Provide only the number of lines in the listing that contain the string "true".

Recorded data

——

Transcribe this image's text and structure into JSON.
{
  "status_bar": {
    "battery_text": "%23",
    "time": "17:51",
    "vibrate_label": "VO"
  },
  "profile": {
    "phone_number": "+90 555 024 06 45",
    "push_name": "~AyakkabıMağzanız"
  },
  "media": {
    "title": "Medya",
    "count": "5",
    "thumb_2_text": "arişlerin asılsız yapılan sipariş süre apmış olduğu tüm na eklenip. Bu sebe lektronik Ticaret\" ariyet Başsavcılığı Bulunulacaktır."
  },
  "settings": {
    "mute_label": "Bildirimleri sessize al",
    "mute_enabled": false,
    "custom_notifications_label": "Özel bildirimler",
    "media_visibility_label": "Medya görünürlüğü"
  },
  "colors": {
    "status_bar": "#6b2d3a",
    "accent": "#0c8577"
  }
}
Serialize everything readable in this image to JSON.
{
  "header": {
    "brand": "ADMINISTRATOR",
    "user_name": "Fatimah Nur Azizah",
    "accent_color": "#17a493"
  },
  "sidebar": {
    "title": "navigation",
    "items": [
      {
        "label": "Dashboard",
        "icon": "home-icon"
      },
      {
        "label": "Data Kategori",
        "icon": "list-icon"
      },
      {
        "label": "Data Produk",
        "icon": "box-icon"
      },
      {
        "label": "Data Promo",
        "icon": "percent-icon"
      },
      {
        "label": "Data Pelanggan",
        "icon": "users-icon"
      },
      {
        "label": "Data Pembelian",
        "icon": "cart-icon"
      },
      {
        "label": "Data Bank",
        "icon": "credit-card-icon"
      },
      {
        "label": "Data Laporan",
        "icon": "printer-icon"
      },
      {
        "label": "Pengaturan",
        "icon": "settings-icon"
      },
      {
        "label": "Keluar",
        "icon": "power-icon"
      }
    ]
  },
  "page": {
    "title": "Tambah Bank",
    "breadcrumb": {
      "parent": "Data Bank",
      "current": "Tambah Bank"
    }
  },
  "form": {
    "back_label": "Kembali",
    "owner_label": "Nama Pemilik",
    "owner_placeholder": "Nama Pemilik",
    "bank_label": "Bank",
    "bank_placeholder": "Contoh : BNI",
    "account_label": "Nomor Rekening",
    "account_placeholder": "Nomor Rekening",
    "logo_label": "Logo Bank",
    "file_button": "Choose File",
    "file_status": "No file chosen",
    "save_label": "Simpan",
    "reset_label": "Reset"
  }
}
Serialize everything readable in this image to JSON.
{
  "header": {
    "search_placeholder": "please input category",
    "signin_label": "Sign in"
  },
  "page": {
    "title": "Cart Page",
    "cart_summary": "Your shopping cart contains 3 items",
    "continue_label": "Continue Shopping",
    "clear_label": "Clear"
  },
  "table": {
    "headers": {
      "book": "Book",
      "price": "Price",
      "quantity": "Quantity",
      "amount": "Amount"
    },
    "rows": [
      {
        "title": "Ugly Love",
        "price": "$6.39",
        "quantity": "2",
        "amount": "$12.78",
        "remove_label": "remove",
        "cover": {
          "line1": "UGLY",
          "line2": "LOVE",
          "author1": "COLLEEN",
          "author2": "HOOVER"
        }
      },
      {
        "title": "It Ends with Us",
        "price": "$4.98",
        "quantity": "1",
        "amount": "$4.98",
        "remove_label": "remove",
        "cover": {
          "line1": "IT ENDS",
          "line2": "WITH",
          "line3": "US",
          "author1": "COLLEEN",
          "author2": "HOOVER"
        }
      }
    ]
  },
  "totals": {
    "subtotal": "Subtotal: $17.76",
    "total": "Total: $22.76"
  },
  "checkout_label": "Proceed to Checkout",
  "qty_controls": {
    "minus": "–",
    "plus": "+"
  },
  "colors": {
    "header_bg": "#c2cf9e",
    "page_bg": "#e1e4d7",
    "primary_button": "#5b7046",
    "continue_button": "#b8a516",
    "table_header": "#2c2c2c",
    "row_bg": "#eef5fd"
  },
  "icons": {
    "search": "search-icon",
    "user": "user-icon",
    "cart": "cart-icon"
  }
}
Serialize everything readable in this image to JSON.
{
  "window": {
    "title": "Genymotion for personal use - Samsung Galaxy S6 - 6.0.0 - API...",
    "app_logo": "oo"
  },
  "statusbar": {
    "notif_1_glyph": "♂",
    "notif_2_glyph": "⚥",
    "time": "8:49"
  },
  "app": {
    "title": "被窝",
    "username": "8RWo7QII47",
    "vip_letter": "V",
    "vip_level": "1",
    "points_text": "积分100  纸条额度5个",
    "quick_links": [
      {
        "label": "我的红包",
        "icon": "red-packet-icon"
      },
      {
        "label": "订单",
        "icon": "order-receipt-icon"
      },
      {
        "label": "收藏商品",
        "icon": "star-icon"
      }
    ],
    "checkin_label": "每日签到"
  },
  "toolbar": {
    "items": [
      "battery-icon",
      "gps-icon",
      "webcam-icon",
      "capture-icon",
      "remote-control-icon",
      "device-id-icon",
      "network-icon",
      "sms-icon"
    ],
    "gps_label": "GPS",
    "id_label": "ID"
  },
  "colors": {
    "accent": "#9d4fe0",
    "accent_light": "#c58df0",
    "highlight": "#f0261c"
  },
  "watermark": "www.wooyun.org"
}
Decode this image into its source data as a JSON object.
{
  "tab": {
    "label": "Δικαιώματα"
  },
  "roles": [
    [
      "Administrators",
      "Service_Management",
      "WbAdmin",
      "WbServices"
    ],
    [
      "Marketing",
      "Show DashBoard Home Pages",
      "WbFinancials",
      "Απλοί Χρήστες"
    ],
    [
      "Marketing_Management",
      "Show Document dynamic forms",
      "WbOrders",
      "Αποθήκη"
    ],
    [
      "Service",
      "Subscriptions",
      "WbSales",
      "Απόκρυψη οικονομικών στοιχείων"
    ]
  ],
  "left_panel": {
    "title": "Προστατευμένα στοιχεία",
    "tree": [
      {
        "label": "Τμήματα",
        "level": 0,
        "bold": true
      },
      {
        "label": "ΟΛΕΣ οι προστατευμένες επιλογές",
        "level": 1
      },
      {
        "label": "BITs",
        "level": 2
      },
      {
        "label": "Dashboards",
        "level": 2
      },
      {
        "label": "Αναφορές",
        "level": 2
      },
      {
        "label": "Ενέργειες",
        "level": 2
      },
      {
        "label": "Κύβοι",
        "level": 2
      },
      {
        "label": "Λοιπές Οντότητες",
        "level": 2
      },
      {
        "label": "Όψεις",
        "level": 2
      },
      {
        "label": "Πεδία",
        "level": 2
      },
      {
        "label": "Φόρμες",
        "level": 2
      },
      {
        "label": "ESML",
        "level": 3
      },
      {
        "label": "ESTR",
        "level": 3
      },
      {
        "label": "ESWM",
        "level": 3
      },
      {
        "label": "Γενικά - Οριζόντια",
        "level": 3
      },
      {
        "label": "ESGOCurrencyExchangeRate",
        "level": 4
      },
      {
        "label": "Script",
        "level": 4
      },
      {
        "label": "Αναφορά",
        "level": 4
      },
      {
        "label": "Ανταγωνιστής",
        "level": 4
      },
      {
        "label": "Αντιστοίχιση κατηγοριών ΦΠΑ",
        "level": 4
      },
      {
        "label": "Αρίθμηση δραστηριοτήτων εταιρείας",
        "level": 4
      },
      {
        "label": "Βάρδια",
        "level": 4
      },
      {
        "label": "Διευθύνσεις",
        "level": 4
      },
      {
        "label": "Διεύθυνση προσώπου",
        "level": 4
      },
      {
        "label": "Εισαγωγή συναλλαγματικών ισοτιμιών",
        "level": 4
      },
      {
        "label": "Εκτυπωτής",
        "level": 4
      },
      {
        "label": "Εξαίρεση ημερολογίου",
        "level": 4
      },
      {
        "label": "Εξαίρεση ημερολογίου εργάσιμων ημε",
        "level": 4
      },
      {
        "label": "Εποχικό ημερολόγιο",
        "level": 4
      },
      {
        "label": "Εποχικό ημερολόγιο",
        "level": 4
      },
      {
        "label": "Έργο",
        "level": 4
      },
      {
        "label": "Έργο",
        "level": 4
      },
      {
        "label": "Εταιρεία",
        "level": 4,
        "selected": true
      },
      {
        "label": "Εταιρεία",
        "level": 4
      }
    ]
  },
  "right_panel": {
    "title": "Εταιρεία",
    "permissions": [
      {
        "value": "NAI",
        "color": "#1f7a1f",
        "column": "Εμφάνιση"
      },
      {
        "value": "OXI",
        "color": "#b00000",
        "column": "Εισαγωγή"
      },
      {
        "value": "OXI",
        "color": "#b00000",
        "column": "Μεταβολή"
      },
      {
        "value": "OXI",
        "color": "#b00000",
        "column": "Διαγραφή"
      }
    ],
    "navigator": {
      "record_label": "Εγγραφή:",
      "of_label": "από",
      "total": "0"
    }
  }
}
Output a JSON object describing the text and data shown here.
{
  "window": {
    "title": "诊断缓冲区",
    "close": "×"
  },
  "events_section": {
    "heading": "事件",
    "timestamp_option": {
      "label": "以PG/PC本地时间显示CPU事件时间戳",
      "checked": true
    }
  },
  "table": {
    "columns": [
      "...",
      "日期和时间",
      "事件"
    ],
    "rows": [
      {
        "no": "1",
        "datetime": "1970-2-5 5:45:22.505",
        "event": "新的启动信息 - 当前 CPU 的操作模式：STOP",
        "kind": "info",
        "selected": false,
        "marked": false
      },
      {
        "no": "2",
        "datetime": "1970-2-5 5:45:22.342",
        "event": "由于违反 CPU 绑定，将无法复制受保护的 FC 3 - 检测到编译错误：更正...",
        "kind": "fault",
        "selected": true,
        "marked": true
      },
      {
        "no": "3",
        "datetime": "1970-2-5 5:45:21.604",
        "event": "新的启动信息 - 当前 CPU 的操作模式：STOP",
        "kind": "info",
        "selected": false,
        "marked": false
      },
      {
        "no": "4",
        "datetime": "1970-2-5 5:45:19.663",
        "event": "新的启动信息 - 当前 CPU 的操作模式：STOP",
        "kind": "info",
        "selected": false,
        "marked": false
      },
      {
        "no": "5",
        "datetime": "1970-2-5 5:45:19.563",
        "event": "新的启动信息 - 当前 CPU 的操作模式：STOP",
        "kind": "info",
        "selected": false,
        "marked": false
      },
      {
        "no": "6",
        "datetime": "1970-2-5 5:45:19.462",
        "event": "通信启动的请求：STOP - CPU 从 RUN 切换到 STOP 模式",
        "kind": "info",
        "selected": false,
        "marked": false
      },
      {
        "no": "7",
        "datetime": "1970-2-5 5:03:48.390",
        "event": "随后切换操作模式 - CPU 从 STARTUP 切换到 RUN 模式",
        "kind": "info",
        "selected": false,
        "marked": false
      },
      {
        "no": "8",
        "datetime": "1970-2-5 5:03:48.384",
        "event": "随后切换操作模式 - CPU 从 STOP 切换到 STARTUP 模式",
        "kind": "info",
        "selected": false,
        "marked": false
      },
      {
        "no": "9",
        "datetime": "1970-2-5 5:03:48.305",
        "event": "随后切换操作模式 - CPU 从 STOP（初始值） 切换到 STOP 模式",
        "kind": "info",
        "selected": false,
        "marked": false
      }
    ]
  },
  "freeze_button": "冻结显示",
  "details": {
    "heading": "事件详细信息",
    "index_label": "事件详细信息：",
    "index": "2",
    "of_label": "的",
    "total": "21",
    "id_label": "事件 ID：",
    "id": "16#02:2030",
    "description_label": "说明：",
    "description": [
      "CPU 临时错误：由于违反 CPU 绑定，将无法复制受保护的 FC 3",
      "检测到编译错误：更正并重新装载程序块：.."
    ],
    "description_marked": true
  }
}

——

ANSWER TO THE TASK: 6